• _TASK OBJECTIVE_:
Reproduce the entries from the start through the line containing "The oil OIL is at (343, 416).", substituting "magnified" for "enlarged" and leaving everything else unchanged.

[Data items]
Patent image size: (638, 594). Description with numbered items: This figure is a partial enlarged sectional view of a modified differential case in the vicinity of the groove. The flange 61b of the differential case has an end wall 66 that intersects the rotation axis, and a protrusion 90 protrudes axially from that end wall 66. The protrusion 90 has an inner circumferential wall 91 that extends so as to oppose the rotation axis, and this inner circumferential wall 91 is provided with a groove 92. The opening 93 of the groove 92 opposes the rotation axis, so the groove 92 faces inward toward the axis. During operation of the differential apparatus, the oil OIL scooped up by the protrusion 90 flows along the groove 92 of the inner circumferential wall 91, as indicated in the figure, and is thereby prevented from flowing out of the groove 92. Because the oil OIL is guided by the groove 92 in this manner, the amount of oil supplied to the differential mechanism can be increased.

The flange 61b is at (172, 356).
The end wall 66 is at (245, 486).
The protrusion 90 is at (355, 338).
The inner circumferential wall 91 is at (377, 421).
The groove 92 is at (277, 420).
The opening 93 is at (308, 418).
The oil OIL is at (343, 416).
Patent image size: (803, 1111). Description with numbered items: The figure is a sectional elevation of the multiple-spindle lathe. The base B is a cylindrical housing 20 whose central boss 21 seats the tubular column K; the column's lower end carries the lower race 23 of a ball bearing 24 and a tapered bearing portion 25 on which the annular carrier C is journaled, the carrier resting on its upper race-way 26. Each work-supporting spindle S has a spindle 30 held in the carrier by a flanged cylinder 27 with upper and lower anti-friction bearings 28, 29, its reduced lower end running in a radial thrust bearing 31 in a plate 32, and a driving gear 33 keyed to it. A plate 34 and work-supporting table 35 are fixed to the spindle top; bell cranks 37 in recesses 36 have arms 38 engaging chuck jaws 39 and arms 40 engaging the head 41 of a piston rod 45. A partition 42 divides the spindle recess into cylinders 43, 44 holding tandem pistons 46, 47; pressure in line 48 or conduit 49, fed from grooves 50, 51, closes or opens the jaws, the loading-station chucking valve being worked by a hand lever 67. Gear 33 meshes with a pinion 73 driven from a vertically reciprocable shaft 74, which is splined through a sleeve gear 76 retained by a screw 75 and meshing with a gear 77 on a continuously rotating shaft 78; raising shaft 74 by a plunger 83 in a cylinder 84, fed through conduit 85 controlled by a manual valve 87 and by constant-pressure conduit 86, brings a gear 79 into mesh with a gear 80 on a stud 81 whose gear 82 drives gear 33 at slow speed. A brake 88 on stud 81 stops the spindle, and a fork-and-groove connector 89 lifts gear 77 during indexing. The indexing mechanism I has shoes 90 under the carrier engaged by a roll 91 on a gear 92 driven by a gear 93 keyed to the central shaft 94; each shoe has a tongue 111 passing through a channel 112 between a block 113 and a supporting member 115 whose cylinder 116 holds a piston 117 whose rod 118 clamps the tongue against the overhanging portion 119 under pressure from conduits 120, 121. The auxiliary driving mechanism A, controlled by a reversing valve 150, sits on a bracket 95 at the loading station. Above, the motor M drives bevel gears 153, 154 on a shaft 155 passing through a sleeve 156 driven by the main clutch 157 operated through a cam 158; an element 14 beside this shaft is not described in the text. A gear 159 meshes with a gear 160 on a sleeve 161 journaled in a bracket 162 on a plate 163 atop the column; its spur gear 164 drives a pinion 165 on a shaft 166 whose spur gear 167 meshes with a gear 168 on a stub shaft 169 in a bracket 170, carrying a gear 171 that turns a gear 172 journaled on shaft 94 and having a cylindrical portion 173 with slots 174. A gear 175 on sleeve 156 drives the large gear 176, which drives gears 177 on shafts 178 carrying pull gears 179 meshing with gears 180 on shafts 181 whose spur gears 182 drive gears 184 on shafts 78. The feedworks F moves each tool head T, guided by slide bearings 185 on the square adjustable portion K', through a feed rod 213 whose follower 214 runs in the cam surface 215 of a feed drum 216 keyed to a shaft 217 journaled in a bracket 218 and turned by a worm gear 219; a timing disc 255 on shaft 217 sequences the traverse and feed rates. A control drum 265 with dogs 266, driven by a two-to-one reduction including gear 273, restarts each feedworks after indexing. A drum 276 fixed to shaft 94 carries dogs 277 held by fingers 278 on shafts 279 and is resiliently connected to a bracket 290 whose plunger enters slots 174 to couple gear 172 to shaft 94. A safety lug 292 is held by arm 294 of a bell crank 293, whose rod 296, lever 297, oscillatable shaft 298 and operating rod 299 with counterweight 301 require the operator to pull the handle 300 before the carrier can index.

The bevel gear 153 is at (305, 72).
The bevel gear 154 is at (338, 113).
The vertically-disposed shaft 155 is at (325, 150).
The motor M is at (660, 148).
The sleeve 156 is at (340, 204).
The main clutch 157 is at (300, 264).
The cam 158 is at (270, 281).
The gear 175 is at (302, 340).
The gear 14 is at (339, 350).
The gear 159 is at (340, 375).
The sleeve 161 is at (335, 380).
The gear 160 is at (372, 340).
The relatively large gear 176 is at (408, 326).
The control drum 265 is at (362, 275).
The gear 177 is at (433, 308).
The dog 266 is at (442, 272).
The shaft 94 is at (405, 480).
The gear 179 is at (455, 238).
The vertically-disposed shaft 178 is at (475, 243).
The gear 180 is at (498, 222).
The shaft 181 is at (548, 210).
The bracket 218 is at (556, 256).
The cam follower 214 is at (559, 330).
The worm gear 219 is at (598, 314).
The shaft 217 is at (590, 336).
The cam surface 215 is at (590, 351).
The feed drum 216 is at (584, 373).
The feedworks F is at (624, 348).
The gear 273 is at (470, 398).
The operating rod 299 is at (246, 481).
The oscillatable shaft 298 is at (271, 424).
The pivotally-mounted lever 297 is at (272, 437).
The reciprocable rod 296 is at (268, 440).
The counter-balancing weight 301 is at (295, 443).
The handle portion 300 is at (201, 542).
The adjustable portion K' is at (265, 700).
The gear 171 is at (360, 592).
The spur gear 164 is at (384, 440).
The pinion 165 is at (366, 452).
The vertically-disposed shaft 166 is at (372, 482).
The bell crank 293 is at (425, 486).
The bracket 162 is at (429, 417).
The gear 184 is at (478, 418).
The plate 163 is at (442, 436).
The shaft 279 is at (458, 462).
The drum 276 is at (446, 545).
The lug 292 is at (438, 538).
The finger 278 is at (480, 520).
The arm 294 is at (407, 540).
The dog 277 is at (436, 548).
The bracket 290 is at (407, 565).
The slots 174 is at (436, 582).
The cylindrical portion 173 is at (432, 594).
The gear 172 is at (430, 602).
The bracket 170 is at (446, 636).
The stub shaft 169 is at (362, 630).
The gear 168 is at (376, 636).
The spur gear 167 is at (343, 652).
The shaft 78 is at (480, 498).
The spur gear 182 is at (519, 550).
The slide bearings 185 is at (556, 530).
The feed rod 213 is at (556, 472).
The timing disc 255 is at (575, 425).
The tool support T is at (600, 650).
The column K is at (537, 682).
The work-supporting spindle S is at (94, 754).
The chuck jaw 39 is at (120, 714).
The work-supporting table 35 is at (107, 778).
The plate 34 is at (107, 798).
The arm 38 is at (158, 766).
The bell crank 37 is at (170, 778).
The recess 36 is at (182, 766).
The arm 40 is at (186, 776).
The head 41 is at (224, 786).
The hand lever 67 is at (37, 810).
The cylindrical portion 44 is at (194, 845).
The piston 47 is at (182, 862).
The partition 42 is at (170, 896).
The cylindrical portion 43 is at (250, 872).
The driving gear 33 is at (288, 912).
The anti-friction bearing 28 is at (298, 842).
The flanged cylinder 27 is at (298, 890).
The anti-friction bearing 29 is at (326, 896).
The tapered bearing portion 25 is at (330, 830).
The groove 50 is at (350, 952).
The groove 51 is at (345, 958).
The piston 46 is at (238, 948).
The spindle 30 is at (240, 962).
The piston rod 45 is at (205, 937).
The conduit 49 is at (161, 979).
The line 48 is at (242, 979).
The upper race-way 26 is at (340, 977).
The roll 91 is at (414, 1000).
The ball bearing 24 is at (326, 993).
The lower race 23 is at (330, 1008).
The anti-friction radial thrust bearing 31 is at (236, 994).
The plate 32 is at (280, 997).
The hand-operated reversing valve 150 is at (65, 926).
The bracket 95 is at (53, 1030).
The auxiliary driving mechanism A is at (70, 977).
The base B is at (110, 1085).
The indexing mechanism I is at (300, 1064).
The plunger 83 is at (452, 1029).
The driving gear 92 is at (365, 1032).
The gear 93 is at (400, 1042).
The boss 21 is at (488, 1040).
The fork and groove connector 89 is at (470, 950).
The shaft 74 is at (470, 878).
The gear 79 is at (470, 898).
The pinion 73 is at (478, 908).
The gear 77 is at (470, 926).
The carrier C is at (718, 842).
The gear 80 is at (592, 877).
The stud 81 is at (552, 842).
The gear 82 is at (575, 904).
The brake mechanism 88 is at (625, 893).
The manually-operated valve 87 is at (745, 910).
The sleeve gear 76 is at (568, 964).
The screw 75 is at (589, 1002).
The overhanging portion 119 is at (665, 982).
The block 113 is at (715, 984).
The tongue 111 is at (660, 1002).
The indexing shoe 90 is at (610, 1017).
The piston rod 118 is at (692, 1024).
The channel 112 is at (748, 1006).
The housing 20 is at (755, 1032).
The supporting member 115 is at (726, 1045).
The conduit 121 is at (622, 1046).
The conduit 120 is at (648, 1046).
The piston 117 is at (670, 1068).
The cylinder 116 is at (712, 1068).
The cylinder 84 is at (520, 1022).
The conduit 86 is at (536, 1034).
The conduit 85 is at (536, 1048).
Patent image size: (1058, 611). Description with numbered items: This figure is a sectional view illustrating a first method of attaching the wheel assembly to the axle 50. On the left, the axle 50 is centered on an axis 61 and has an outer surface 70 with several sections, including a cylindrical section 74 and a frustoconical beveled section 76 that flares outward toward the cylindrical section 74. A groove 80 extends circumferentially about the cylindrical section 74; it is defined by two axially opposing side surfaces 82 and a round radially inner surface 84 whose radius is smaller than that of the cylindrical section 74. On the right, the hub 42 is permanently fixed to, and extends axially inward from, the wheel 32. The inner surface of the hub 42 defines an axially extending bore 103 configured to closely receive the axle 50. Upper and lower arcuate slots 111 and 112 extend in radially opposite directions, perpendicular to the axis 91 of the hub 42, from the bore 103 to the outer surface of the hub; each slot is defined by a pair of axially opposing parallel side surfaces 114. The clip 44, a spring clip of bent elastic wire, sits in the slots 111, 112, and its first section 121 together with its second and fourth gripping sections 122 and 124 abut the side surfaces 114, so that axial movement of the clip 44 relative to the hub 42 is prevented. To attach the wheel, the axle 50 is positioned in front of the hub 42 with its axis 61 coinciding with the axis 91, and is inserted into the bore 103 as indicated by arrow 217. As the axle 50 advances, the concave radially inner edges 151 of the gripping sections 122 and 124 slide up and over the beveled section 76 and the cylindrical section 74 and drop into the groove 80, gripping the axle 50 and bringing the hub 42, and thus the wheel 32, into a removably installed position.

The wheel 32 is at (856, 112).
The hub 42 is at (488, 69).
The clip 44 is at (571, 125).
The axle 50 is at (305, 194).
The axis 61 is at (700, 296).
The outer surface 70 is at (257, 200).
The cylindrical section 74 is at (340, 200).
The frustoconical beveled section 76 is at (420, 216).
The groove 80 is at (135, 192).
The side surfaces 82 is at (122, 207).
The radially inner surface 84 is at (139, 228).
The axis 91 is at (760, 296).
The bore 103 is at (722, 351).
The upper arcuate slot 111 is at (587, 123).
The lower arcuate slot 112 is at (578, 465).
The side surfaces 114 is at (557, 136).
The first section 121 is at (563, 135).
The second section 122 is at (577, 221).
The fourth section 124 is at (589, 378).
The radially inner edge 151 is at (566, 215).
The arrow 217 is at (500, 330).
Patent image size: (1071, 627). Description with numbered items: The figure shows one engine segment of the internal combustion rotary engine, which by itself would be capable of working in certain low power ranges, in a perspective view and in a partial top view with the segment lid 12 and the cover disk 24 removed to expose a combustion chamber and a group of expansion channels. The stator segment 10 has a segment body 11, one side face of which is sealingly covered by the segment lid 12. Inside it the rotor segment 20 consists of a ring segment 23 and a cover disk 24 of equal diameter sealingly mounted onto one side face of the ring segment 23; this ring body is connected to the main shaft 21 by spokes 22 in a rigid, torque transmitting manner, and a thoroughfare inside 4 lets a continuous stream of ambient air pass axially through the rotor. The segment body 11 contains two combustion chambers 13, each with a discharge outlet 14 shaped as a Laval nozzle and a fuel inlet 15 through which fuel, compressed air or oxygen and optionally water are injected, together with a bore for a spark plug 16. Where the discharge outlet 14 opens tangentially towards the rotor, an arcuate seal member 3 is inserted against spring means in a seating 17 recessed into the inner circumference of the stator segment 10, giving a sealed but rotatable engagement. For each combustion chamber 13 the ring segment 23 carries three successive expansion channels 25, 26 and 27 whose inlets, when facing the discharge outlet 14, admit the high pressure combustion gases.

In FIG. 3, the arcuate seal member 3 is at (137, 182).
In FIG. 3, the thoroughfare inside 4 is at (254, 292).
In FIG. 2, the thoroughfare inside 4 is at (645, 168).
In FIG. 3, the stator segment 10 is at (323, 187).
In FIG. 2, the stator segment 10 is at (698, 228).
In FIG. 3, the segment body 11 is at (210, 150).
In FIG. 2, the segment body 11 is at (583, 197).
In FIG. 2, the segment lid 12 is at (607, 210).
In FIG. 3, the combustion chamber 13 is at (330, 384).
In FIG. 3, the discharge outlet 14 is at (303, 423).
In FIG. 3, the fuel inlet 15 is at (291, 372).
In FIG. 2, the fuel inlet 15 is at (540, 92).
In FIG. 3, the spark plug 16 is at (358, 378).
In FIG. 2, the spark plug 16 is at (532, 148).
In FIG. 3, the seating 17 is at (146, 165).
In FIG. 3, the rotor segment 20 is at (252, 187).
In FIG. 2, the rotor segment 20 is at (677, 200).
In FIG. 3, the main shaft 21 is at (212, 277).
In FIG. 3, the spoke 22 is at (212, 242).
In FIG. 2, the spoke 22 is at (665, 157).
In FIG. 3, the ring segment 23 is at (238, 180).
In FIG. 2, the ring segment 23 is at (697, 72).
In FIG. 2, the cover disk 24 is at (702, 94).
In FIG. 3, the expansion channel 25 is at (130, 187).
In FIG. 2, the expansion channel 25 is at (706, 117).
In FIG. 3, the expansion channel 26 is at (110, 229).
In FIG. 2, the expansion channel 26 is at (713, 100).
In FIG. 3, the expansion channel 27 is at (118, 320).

• _SOLUTION FOR THIS PROBLEM_:
Patent image size: (638, 594). Description with numbered items: This figure is a partial magnified sectional view of a modified differential case in the vicinity of the groove. The flange 61b of the differential case has an end wall 66 that intersects the rotation axis, and a protrusion 90 protrudes axially from that end wall 66. The protrusion 90 has an inner circumferential wall 91 that extends so as to oppose the rotation axis, and this inner circumferential wall 91 is provided with a groove 92. The opening 93 of the groove 92 opposes the rotation axis, so the groove 92 faces inward toward the axis. During operation of the differential apparatus, the oil OIL scooped up by the protrusion 90 flows along the groove 92 of the inner circumferential wall 91, as indicated in the figure, and is thereby prevented from flowing out of the groove 92. Because the oil OIL is guided by the groove 92 in this manner, the amount of oil supplied to the differential mechanism can be increased.

The flange 61b is at (172, 356).
The end wall 66 is at (245, 486).
The protrusion 90 is at (355, 338).
The inner circumferential wall 91 is at (377, 421).
The groove 92 is at (277, 420).
The opening 93 is at (308, 418).
The oil OIL is at (343, 416).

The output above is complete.